Supplied material

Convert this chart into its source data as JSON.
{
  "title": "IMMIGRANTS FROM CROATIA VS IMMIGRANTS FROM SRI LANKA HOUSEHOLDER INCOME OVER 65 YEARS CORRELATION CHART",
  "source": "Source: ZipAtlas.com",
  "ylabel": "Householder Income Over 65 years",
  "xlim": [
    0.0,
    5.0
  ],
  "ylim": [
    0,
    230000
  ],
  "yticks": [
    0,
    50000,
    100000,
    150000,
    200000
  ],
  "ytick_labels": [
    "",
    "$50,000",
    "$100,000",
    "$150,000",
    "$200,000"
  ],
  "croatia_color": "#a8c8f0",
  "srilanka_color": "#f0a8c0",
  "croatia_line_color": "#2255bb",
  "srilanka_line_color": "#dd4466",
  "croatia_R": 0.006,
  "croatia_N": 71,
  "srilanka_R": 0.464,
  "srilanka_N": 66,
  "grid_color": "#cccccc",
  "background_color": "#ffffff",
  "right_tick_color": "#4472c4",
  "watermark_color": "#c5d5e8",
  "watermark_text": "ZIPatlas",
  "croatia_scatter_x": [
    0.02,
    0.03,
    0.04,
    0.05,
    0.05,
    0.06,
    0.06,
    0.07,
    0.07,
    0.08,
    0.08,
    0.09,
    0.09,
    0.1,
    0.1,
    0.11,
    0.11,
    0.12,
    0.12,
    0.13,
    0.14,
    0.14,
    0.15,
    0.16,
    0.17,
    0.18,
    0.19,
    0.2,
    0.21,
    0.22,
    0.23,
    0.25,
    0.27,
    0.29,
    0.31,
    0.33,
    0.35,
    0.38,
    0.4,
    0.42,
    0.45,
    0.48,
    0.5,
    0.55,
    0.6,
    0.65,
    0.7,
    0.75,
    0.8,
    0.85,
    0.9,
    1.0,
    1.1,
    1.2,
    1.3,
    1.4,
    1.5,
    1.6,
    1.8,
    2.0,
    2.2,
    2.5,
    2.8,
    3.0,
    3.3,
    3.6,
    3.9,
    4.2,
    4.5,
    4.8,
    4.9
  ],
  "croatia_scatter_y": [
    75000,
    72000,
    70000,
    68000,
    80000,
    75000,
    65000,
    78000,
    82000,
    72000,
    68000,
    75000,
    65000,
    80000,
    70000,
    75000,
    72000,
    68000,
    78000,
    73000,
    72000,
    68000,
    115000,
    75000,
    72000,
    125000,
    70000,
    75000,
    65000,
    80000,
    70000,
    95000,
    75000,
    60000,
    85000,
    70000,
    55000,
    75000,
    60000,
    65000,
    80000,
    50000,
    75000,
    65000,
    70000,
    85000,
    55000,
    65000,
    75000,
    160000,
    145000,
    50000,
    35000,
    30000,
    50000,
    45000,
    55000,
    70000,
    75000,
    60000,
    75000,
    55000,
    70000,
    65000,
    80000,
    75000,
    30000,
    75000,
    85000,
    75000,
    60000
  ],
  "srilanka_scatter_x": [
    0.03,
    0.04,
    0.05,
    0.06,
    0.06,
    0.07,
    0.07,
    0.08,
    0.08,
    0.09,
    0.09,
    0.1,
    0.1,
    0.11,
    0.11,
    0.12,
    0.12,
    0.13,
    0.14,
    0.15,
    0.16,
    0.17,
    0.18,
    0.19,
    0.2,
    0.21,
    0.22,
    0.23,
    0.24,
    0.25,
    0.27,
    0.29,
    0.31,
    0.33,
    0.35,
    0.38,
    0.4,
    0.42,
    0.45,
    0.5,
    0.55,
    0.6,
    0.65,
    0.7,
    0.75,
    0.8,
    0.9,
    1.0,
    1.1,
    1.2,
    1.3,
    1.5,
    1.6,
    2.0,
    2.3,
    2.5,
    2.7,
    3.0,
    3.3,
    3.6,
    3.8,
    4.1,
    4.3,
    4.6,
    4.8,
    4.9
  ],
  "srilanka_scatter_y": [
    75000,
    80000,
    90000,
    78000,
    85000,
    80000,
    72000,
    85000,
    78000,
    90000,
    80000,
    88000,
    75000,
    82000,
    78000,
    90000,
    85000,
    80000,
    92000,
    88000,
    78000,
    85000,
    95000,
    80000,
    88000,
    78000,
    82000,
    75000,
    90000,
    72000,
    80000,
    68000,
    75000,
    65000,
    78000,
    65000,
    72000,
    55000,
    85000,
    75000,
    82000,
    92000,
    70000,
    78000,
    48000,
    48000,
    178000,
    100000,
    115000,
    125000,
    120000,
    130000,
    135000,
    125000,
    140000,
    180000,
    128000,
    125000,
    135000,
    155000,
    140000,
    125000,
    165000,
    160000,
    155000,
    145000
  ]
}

What is needed
Go through the entries and repeat each one exactly.

Solution
Convert this chart into its source data as JSON.
{
  "title": "IMMIGRANTS FROM CROATIA VS IMMIGRANTS FROM SRI LANKA HOUSEHOLDER INCOME OVER 65 YEARS CORRELATION CHART",
  "source": "Source: ZipAtlas.com",
  "ylabel": "Householder Income Over 65 years",
  "xlim": [
    0.0,
    5.0
  ],
  "ylim": [
    0,
    230000
  ],
  "yticks": [
    0,
    50000,
    100000,
    150000,
    200000
  ],
  "ytick_labels": [
    "",
    "$50,000",
    "$100,000",
    "$150,000",
    "$200,000"
  ],
  "croatia_color": "#a8c8f0",
  "srilanka_color": "#f0a8c0",
  "croatia_line_color": "#2255bb",
  "srilanka_line_color": "#dd4466",
  "croatia_R": 0.006,
  "croatia_N": 71,
  "srilanka_R": 0.464,
  "srilanka_N": 66,
  "grid_color": "#cccccc",
  "background_color": "#ffffff",
  "right_tick_color": "#4472c4",
  "watermark_color": "#c5d5e8",
  "watermark_text": "ZIPatlas",
  "croatia_scatter_x": [
    0.02,
    0.03,
    0.04,
    0.05,
    0.05,
    0.06,
    0.06,
    0.07,
    0.07,
    0.08,
    0.08,
    0.09,
    0.09,
    0.1,
    0.1,
    0.11,
    0.11,
    0.12,
    0.12,
    0.13,
    0.14,
    0.14,
    0.15,
    0.16,
    0.17,
    0.18,
    0.19,
    0.2,
    0.21,
    0.22,
    0.23,
    0.25,
    0.27,
    0.29,
    0.31,
    0.33,
    0.35,
    0.38,
    0.4,
    0.42,
    0.45,
    0.48,
    0.5,
    0.55,
    0.6,
    0.65,
    0.7,
    0.75,
    0.8,
    0.85,
    0.9,
    1.0,
    1.1,
    1.2,
    1.3,
    1.4,
    1.5,
    1.6,
    1.8,
    2.0,
    2.2,
    2.5,
    2.8,
    3.0,
    3.3,
    3.6,
    3.9,
    4.2,
    4.5,
    4.8,
    4.9
  ],
  "croatia_scatter_y": [
    75000,
    72000,
    70000,
    68000,
    80000,
    75000,
    65000,
    78000,
    82000,
    72000,
    68000,
    75000,
    65000,
    80000,
    70000,
    75000,
    72000,
    68000,
    78000,
    73000,
    72000,
    68000,
    115000,
    75000,
    72000,
    125000,
    70000,
    75000,
    65000,
    80000,
    70000,
    95000,
    75000,
    60000,
    85000,
    70000,
    55000,
    75000,
    60000,
    65000,
    80000,
    50000,
    75000,
    65000,
    70000,
    85000,
    55000,
    65000,
    75000,
    160000,
    145000,
    50000,
    35000,
    30000,
    50000,
    45000,
    55000,
    70000,
    75000,
    60000,
    75000,
    55000,
    70000,
    65000,
    80000,
    75000,
    30000,
    75000,
    85000,
    75000,
    60000
  ],
  "srilanka_scatter_x": [
    0.03,
    0.04,
    0.05,
    0.06,
    0.06,
    0.07,
    0.07,
    0.08,
    0.08,
    0.09,
    0.09,
    0.1,
    0.1,
    0.11,
    0.11,
    0.12,
    0.12,
    0.13,
    0.14,
    0.15,
    0.16,
    0.17,
    0.18,
    0.19,
    0.2,
    0.21,
    0.22,
    0.23,
    0.24,
    0.25,
    0.27,
    0.29,
    0.31,
    0.33,
    0.35,
    0.38,
    0.4,
    0.42,
    0.45,
    0.5,
    0.55,
    0.6,
    0.65,
    0.7,
    0.75,
    0.8,
    0.9,
    1.0,
    1.1,
    1.2,
    1.3,
    1.5,
    1.6,
    2.0,
    2.3,
    2.5,
    2.7,
    3.0,
    3.3,
    3.6,
    3.8,
    4.1,
    4.3,
    4.6,
    4.8,
    4.9
  ],
  "srilanka_scatter_y": [
    75000,
    80000,
    90000,
    78000,
    85000,
    80000,
    72000,
    85000,
    78000,
    90000,
    80000,
    88000,
    75000,
    82000,
    78000,
    90000,
    85000,
    80000,
    92000,
    88000,
    78000,
    85000,
    95000,
    80000,
    88000,
    78000,
    82000,
    75000,
    90000,
    72000,
    80000,
    68000,
    75000,
    65000,
    78000,
    65000,
    72000,
    55000,
    85000,
    75000,
    82000,
    92000,
    70000,
    78000,
    48000,
    48000,
    178000,
    100000,
    115000,
    125000,
    120000,
    130000,
    135000,
    125000,
    140000,
    180000,
    128000,
    125000,
    135000,
    155000,
    140000,
    125000,
    165000,
    160000,
    155000,
    145000
  ]
}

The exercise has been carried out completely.